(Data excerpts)

────────────────────

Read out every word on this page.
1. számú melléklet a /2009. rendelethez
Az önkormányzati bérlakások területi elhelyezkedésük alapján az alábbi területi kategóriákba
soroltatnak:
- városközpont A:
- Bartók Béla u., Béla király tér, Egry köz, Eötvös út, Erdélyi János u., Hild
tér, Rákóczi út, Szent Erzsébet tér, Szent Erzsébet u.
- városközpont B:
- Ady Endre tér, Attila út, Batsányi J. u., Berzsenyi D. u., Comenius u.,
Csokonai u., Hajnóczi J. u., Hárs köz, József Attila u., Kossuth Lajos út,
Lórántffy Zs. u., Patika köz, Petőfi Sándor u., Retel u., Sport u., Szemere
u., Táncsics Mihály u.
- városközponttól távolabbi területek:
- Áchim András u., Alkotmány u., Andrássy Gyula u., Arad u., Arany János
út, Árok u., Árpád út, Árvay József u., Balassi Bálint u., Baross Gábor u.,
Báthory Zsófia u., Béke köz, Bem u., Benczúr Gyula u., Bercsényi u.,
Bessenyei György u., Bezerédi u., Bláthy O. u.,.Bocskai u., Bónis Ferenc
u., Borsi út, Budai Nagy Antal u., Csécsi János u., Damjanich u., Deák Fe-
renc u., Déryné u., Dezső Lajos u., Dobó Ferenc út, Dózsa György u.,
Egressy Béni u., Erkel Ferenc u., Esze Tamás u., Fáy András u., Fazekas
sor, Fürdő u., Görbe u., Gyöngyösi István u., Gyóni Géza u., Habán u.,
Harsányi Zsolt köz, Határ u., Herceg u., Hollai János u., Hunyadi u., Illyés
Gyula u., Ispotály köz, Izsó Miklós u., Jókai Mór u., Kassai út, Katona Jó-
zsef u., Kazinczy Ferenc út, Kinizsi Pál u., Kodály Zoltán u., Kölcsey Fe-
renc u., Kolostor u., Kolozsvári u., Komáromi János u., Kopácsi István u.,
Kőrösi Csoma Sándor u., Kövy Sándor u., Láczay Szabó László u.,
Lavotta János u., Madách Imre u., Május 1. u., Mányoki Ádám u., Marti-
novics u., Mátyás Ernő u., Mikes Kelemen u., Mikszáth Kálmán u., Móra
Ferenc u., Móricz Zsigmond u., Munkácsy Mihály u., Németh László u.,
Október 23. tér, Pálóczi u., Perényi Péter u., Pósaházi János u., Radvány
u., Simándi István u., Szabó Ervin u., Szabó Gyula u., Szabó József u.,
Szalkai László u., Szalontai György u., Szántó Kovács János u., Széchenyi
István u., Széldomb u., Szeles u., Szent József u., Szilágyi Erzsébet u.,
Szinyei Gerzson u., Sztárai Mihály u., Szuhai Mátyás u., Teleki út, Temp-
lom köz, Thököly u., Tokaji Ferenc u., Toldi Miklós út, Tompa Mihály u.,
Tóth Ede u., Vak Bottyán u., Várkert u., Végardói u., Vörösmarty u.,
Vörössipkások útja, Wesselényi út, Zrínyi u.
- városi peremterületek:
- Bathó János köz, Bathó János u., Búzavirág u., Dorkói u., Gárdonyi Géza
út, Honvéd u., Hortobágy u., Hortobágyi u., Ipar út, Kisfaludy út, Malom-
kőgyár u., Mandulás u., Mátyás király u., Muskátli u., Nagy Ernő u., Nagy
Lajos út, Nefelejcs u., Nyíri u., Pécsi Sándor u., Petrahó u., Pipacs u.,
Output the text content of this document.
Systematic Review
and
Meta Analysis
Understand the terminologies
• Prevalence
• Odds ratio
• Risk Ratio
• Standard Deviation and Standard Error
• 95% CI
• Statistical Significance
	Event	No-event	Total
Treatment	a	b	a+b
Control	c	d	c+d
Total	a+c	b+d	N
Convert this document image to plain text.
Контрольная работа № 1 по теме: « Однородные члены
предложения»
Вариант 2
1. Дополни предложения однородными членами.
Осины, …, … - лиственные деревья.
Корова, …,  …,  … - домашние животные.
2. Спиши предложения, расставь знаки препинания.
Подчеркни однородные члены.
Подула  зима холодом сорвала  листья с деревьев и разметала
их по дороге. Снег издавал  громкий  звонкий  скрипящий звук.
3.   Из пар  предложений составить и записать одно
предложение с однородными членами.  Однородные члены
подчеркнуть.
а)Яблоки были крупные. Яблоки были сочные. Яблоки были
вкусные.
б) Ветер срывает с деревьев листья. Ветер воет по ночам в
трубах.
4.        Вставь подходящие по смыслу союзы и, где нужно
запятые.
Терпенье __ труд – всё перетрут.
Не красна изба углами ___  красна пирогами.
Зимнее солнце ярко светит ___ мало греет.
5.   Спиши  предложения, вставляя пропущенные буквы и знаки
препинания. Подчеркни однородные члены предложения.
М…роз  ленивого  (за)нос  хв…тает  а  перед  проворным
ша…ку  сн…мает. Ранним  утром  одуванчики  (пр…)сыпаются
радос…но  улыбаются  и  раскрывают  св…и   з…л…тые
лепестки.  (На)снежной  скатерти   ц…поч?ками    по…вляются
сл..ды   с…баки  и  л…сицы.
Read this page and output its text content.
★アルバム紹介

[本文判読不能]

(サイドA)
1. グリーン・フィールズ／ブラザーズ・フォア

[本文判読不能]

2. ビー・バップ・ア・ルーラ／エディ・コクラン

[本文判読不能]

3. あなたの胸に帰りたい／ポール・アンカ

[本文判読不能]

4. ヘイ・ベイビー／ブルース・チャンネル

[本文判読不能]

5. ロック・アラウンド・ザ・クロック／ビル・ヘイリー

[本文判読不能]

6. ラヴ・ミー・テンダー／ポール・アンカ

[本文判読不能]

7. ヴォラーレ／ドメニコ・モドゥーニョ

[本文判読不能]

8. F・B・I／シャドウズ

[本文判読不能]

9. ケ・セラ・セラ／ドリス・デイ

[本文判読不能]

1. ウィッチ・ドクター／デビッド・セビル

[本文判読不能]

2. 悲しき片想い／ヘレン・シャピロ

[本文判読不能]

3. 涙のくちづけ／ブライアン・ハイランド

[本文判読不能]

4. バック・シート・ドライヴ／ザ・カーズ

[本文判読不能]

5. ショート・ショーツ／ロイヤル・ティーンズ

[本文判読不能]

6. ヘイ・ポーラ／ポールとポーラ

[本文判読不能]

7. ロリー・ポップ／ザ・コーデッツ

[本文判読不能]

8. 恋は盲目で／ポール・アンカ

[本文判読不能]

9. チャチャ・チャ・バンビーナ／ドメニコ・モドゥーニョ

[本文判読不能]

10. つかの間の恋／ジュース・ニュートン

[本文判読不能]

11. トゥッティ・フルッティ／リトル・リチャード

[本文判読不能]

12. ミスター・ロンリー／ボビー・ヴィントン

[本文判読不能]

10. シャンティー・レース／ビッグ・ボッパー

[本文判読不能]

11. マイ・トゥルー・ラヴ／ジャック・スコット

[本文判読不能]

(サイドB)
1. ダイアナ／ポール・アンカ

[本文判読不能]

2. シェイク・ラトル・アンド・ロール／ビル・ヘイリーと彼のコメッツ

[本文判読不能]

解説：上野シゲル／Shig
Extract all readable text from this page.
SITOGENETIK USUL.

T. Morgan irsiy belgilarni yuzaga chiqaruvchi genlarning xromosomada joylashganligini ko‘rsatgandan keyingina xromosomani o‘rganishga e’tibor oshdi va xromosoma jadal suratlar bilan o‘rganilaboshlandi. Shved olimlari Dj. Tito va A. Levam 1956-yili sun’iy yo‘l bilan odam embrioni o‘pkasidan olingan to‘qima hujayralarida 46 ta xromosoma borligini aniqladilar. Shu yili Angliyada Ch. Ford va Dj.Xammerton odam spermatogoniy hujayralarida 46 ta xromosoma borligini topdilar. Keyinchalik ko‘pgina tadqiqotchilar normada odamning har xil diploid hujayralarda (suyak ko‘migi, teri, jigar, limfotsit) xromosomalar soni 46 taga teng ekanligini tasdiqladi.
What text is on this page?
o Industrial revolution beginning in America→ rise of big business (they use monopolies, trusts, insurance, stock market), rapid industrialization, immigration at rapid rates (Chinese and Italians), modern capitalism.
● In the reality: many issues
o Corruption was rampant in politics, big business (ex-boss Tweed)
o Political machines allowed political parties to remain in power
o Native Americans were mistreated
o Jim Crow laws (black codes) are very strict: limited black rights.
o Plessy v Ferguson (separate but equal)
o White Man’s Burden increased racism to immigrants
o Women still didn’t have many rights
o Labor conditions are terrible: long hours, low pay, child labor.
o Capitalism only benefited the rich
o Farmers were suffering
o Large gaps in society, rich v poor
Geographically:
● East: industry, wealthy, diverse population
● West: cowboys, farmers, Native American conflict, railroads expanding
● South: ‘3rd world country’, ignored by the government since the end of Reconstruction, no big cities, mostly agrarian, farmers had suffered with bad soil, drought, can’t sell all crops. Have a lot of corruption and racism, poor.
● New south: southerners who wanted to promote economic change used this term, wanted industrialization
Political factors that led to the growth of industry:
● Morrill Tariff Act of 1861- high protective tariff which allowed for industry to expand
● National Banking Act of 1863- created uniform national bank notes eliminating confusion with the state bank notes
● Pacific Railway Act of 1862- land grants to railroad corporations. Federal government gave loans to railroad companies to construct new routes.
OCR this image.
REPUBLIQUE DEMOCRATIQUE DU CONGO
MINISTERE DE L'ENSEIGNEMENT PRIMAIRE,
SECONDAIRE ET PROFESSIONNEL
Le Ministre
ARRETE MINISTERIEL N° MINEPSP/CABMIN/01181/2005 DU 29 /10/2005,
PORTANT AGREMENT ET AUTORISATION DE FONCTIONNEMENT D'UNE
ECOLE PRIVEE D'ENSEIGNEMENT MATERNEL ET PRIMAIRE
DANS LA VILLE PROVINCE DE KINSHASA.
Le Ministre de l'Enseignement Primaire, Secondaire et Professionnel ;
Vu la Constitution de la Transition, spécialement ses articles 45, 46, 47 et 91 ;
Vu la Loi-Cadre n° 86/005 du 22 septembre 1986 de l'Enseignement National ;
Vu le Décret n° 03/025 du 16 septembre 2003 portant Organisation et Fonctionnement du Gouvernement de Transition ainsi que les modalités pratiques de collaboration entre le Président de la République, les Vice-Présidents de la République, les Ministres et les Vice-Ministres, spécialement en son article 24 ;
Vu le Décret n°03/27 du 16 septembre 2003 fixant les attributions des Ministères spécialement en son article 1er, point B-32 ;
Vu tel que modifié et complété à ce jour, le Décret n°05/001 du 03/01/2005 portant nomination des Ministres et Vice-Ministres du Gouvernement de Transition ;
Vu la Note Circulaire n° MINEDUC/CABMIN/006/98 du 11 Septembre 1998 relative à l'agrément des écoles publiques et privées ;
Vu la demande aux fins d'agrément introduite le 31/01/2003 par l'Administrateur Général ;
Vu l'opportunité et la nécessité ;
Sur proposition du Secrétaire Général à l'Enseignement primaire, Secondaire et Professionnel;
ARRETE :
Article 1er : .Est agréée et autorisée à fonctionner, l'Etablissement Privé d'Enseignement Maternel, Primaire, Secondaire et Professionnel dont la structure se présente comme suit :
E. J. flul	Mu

────────────────────

Stated goal: What is the number of lines holding the word "were"? State it alone.

Response: 2